Saved data entries:
* * * * * * * * *
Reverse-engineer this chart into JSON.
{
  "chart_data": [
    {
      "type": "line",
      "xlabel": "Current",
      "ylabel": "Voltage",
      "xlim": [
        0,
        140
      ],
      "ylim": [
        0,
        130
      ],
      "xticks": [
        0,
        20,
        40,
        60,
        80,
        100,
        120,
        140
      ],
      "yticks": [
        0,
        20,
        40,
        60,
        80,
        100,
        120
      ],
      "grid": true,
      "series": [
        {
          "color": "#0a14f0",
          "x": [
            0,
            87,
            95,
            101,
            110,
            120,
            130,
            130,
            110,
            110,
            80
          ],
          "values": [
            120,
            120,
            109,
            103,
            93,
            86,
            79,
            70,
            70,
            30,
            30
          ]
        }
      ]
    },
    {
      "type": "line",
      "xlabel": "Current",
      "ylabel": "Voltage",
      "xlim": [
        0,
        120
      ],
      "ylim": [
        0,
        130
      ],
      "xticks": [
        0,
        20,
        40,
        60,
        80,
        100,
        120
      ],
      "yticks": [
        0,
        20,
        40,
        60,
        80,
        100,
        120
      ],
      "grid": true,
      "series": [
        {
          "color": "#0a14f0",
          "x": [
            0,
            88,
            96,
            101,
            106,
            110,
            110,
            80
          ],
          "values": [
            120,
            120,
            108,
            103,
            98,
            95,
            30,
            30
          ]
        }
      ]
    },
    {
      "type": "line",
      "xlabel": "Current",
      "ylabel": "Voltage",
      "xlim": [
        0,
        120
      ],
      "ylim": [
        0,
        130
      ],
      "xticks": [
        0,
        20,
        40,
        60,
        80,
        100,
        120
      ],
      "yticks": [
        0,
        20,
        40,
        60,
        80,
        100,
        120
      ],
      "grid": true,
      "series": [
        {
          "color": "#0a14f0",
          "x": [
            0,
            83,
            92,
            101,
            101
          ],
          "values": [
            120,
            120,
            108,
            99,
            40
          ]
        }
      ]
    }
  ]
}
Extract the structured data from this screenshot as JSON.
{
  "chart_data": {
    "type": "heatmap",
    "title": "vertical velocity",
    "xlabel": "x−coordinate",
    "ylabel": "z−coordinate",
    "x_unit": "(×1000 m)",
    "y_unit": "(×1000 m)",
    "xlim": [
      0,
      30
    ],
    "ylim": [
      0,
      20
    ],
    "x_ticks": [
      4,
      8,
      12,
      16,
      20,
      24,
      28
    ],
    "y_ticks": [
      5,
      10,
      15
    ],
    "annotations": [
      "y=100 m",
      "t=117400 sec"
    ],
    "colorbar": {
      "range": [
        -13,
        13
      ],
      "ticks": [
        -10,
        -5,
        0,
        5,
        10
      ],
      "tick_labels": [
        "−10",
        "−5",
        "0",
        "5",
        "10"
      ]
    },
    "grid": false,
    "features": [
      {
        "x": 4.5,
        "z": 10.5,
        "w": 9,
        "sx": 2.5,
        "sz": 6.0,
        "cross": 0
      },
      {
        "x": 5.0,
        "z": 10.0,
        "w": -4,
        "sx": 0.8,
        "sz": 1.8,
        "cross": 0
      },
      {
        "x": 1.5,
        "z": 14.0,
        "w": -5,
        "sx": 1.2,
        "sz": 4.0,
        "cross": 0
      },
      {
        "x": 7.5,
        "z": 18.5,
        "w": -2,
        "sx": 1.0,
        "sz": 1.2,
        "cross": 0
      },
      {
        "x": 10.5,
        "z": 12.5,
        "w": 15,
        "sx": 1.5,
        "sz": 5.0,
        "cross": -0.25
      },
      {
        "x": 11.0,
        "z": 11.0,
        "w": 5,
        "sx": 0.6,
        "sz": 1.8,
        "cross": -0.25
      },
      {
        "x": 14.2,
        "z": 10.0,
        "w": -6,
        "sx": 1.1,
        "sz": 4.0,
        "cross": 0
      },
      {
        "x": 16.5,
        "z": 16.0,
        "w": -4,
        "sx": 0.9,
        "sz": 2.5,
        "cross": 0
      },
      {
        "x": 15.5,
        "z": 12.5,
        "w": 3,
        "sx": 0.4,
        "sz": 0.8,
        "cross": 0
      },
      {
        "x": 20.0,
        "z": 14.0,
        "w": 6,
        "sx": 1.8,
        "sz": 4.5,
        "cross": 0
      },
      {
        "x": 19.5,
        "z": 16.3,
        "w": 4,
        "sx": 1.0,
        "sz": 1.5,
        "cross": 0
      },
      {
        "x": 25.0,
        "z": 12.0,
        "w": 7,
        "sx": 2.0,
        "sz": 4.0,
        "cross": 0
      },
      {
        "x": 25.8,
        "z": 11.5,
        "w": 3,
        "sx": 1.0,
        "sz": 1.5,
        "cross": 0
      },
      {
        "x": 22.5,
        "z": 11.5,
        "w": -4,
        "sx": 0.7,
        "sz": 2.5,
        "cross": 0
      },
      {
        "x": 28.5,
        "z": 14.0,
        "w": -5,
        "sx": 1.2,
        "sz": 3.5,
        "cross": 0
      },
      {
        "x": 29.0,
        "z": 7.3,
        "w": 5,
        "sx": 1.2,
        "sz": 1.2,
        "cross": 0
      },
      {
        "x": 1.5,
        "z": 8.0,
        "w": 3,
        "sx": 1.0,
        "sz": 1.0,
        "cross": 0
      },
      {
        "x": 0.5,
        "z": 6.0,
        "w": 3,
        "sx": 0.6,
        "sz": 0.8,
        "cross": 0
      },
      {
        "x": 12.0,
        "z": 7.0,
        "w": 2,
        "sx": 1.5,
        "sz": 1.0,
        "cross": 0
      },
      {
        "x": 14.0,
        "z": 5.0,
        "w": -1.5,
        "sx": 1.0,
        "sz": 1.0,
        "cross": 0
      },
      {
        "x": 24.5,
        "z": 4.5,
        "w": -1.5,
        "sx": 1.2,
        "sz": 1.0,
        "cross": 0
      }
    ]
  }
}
* * * * * * * * *
→ **JOB**
All of the material above needs to be retyped word for word.

→ **SOLUTION**
Reverse-engineer this chart into JSON.
{
  "chart_data": [
    {
      "type": "line",
      "xlabel": "Current",
      "ylabel": "Voltage",
      "xlim": [
        0,
        140
      ],
      "ylim": [
        0,
        130
      ],
      "xticks": [
        0,
        20,
        40,
        60,
        80,
        100,
        120,
        140
      ],
      "yticks": [
        0,
        20,
        40,
        60,
        80,
        100,
        120
      ],
      "grid": true,
      "series": [
        {
          "color": "#0a14f0",
          "x": [
            0,
            87,
            95,
            101,
            110,
            120,
            130,
            130,
            110,
            110,
            80
          ],
          "values": [
            120,
            120,
            109,
            103,
            93,
            86,
            79,
            70,
            70,
            30,
            30
          ]
        }
      ]
    },
    {
      "type": "line",
      "xlabel": "Current",
      "ylabel": "Voltage",
      "xlim": [
        0,
        120
      ],
      "ylim": [
        0,
        130
      ],
      "xticks": [
        0,
        20,
        40,
        60,
        80,
        100,
        120
      ],
      "yticks": [
        0,
        20,
        40,
        60,
        80,
        100,
        120
      ],
      "grid": true,
      "series": [
        {
          "color": "#0a14f0",
          "x": [
            0,
            88,
            96,
            101,
            106,
            110,
            110,
            80
          ],
          "values": [
            120,
            120,
            108,
            103,
            98,
            95,
            30,
            30
          ]
        }
      ]
    },
    {
      "type": "line",
      "xlabel": "Current",
      "ylabel": "Voltage",
      "xlim": [
        0,
        120
      ],
      "ylim": [
        0,
        130
      ],
      "xticks": [
        0,
        20,
        40,
        60,
        80,
        100,
        120
      ],
      "yticks": [
        0,
        20,
        40,
        60,
        80,
        100,
        120
      ],
      "grid": true,
      "series": [
        {
          "color": "#0a14f0",
          "x": [
            0,
            83,
            92,
            101,
            101
          ],
          "values": [
            120,
            120,
            108,
            99,
            40
          ]
        }
      ]
    }
  ]
}
Extract the structured data from this screenshot as JSON.
{
  "chart_data": {
    "type": "heatmap",
    "title": "vertical velocity",
    "xlabel": "x−coordinate",
    "ylabel": "z−coordinate",
    "x_unit": "(×1000 m)",
    "y_unit": "(×1000 m)",
    "xlim": [
      0,
      30
    ],
    "ylim": [
      0,
      20
    ],
    "x_ticks": [
      4,
      8,
      12,
      16,
      20,
      24,
      28
    ],
    "y_ticks": [
      5,
      10,
      15
    ],
    "annotations": [
      "y=100 m",
      "t=117400 sec"
    ],
    "colorbar": {
      "range": [
        -13,
        13
      ],
      "ticks": [
        -10,
        -5,
        0,
        5,
        10
      ],
      "tick_labels": [
        "−10",
        "−5",
        "0",
        "5",
        "10"
      ]
    },
    "grid": false,
    "features": [
      {
        "x": 4.5,
        "z": 10.5,
        "w": 9,
        "sx": 2.5,
        "sz": 6.0,
        "cross": 0
      },
      {
        "x": 5.0,
        "z": 10.0,
        "w": -4,
        "sx": 0.8,
        "sz": 1.8,
        "cross": 0
      },
      {
        "x": 1.5,
        "z": 14.0,
        "w": -5,
        "sx": 1.2,
        "sz": 4.0,
        "cross": 0
      },
      {
        "x": 7.5,
        "z": 18.5,
        "w": -2,
        "sx": 1.0,
        "sz": 1.2,
        "cross": 0
      },
      {
        "x": 10.5,
        "z": 12.5,
        "w": 15,
        "sx": 1.5,
        "sz": 5.0,
        "cross": -0.25
      },
      {
        "x": 11.0,
        "z": 11.0,
        "w": 5,
        "sx": 0.6,
        "sz": 1.8,
        "cross": -0.25
      },
      {
        "x": 14.2,
        "z": 10.0,
        "w": -6,
        "sx": 1.1,
        "sz": 4.0,
        "cross": 0
      },
      {
        "x": 16.5,
        "z": 16.0,
        "w": -4,
        "sx": 0.9,
        "sz": 2.5,
        "cross": 0
      },
      {
        "x": 15.5,
        "z": 12.5,
        "w": 3,
        "sx": 0.4,
        "sz": 0.8,
        "cross": 0
      },
      {
        "x": 20.0,
        "z": 14.0,
        "w": 6,
        "sx": 1.8,
        "sz": 4.5,
        "cross": 0
      },
      {
        "x": 19.5,
        "z": 16.3,
        "w": 4,
        "sx": 1.0,
        "sz": 1.5,
        "cross": 0
      },
      {
        "x": 25.0,
        "z": 12.0,
        "w": 7,
        "sx": 2.0,
        "sz": 4.0,
        "cross": 0
      },
      {
        "x": 25.8,
        "z": 11.5,
        "w": 3,
        "sx": 1.0,
        "sz": 1.5,
        "cross": 0
      },
      {
        "x": 22.5,
        "z": 11.5,
        "w": -4,
        "sx": 0.7,
        "sz": 2.5,
        "cross": 0
      },
      {
        "x": 28.5,
        "z": 14.0,
        "w": -5,
        "sx": 1.2,
        "sz": 3.5,
        "cross": 0
      },
      {
        "x": 29.0,
        "z": 7.3,
        "w": 5,
        "sx": 1.2,
        "sz": 1.2,
        "cross": 0
      },
      {
        "x": 1.5,
        "z": 8.0,
        "w": 3,
        "sx": 1.0,
        "sz": 1.0,
        "cross": 0
      },
      {
        "x": 0.5,
        "z": 6.0,
        "w": 3,
        "sx": 0.6,
        "sz": 0.8,
        "cross": 0
      },
      {
        "x": 12.0,
        "z": 7.0,
        "w": 2,
        "sx": 1.5,
        "sz": 1.0,
        "cross": 0
      },
      {
        "x": 14.0,
        "z": 5.0,
        "w": -1.5,
        "sx": 1.0,
        "sz": 1.0,
        "cross": 0
      },
      {
        "x": 24.5,
        "z": 4.5,
        "w": -1.5,
        "sx": 1.2,
        "sz": 1.0,
        "cross": 0
      }
    ]
  }
}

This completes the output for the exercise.